Skip to content

Rate Limiter

Warning: You are browsing the documentation for Symfony 6.3, which is no longer maintained.

Read the updated version of this page for Symfony 7.2 (the current stable version).

A "rate limiter" controls how frequently some event (e.g. an HTTP request or a login attempt) is allowed to happen. Rate limiting is commonly used as a defensive measure to protect services from excessive use (intended or not) and maintain their availability. It's also useful to control your internal or outbound processes (e.g. limit the number of simultaneously processed messages).

Symfony uses these rate limiters in built-in features like login throttling, which limits how many failed login attempts a user can make in a given period of time, but you can use them for your own features too.

Danger

By definition, the Symfony rate limiters require Symfony to be booted in a PHP process. This makes them not useful to protect against DoS attacks. Such protections must consume the least resources possible. Consider using Apache mod_ratelimit, NGINX rate limiting or proxies (like AWS or Cloudflare) to prevent your server from being overwhelmed.

Rate Limiting Policies

Symfony's rate limiter implements some of the most common policies to enforce rate limits: fixed window, sliding window, token bucket.

Fixed Window Rate Limiter

This is the simplest technique and it's based on setting a limit for a given interval of time (e.g. 5,000 requests per hour or 3 login attempts every 15 minutes).

In the diagram below, the limit is set to "5 tokens per hour". Each window starts at the first hit (i.e. 10:15, 11:30 and 12:30). As soon as there are 5 hits (the blue squares) in a window, all others will be rejected (red squares).

Its main drawback is that resource usage is not evenly distributed in time and it can overload the server at the window edges. In this example, there were 6 accepted requests between 11:00 and 12:00.

This is more significant with bigger limits. For instance, with 5,000 requests per hour, a user could make 4,999 requests in the last minute of some hour and another 5,000 requests during the first minute of the next hour, making 9,999 requests in total in two minutes and possibly overloading the server. These periods of excessive usage are called "bursts".

Sliding Window Rate Limiter

The sliding window algorithm is an alternative to the fixed window algorithm designed to reduce bursts. This is the same example as above, but then using a 1 hour window that slides over the timeline:

As you can see, this removes the edges of the window and would prevent the 6th request at 11:45.

→ **WHAT THIS TASK INVOLVES**
Continue the documentation page on Symfony's rate limiter, starting after its last sentence. The records after this point are separate material and have nothing to do with the rate limiter text.

Extracted data entries:
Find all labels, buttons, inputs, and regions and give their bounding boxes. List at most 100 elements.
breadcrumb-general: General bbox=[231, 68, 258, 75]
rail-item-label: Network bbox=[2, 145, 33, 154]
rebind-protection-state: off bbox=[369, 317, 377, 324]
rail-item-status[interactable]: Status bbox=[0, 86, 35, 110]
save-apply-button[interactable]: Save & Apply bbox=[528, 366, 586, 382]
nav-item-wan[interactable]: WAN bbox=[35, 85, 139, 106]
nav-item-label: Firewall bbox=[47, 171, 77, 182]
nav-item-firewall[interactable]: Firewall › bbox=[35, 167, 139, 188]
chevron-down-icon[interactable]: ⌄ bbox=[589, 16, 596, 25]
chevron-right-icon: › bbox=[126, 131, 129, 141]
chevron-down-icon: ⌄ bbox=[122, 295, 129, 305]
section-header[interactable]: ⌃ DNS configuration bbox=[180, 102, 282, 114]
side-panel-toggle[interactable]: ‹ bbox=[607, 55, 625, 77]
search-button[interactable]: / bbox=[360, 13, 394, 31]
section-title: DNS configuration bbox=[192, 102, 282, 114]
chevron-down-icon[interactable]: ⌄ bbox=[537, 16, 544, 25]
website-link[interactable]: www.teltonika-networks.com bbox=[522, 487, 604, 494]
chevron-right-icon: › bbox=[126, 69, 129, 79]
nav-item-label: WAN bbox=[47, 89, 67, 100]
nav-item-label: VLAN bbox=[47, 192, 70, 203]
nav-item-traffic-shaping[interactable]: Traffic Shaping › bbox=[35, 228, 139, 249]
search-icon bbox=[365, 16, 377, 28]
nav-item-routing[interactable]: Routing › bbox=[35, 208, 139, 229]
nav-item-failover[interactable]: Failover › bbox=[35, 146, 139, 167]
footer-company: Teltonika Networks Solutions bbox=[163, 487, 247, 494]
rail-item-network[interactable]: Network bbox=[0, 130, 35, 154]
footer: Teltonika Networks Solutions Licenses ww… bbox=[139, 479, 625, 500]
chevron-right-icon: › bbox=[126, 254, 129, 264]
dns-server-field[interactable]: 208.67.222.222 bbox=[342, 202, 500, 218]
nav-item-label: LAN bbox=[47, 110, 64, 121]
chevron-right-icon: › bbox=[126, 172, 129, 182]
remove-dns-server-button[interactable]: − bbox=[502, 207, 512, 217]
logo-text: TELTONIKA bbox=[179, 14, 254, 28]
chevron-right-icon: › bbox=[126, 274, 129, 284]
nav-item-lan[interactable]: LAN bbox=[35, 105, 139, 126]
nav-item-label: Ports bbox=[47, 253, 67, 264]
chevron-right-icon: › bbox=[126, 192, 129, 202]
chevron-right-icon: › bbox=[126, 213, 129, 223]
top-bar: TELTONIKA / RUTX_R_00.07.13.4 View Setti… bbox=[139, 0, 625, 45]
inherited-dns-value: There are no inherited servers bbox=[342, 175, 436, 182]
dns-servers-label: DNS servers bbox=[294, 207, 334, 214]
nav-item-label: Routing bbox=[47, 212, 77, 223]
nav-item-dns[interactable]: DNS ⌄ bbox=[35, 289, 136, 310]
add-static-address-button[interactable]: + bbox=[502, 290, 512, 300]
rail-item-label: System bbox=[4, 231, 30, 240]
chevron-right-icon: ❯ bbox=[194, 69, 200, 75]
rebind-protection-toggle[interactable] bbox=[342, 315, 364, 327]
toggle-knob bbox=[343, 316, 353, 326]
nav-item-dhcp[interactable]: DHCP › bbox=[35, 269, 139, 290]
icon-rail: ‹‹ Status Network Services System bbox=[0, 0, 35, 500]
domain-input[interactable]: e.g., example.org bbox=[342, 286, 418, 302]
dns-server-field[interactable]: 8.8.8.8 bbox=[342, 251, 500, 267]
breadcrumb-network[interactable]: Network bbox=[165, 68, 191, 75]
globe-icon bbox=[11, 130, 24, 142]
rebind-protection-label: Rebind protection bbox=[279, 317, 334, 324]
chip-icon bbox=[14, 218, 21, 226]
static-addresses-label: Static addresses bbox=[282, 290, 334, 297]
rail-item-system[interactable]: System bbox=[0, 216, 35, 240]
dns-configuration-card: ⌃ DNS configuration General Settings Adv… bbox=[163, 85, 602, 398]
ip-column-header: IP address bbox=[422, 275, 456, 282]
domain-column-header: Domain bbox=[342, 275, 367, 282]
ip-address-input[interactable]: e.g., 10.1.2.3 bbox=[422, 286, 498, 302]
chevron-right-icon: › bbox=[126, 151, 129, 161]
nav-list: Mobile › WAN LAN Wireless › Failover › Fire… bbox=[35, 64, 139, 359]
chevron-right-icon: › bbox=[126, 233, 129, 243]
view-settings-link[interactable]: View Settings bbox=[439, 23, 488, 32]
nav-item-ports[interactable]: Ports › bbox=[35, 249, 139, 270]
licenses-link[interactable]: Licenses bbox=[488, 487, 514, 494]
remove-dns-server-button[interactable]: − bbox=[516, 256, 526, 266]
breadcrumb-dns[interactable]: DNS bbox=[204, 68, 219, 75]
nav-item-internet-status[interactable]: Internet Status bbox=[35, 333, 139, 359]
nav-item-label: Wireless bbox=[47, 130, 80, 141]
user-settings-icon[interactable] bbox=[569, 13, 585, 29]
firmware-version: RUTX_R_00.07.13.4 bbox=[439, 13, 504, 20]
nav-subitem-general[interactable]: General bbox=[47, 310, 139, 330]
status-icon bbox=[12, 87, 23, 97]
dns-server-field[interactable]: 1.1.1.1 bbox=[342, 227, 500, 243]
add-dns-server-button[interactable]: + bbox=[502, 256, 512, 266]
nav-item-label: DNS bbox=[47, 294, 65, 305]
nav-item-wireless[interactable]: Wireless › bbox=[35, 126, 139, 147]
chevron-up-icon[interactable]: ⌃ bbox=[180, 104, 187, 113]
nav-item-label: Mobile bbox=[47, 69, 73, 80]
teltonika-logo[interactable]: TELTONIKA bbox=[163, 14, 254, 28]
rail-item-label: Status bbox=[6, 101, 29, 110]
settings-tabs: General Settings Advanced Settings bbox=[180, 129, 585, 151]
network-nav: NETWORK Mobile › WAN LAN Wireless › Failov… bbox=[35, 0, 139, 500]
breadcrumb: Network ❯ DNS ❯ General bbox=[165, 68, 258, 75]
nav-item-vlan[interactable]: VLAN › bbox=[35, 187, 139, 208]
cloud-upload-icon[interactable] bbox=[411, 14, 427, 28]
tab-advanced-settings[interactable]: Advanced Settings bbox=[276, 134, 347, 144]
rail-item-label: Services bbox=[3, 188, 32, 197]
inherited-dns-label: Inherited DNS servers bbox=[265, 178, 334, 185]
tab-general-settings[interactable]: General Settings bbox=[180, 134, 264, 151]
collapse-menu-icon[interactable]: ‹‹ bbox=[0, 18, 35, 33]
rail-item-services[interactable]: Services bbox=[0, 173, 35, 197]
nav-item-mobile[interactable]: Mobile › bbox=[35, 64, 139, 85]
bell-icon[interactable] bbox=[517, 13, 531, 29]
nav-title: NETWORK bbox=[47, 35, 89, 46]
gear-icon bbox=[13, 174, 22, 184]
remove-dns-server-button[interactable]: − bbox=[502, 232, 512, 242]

→ **ANSWER TO THE EXERCISE**
To achieve this, the rate limit is approximated based on the current window and the previous window.

For example: the limit is 5,000 requests per hour; a user made 4,000 requests the previous hour and 500 requests this hour. 15 minutes in to the current hour (25% of the window) the hit count would be calculated as: 75% * 4,000 + 500 = 3,500. At this point in time the user can only do 1,500 more requests.

The math shows that the closer the last window is, the more the hit count of the last window will affect the current limit. This will make sure that a user can do 5,000 requests per hour but only if they are evenly spread out.

Token Bucket Rate Limiter

This technique implements the token bucket algorithm, which defines continuously updating the budget of resource usage. It roughly works like this:

  1. A bucket is created with an initial set of tokens;
  2. A new token is added to the bucket with a predefined frequency (e.g. every second);
  3. Allowing an event consumes one or more tokens;
  4. If the bucket still contains tokens, the event is allowed; otherwise, it's denied;
  5. If the bucket is at full capacity, new tokens are discarded.

The below diagram shows a token bucket of size 4 that is filled with a rate of 1 token per 15 minutes:

This algorithm handles more complex back-off burst management. For instance, it can allow a user to try a password 5 times and then only allow 1 every 15 minutes (unless the user waits 75 minutes and they will be allowed 5 tries again).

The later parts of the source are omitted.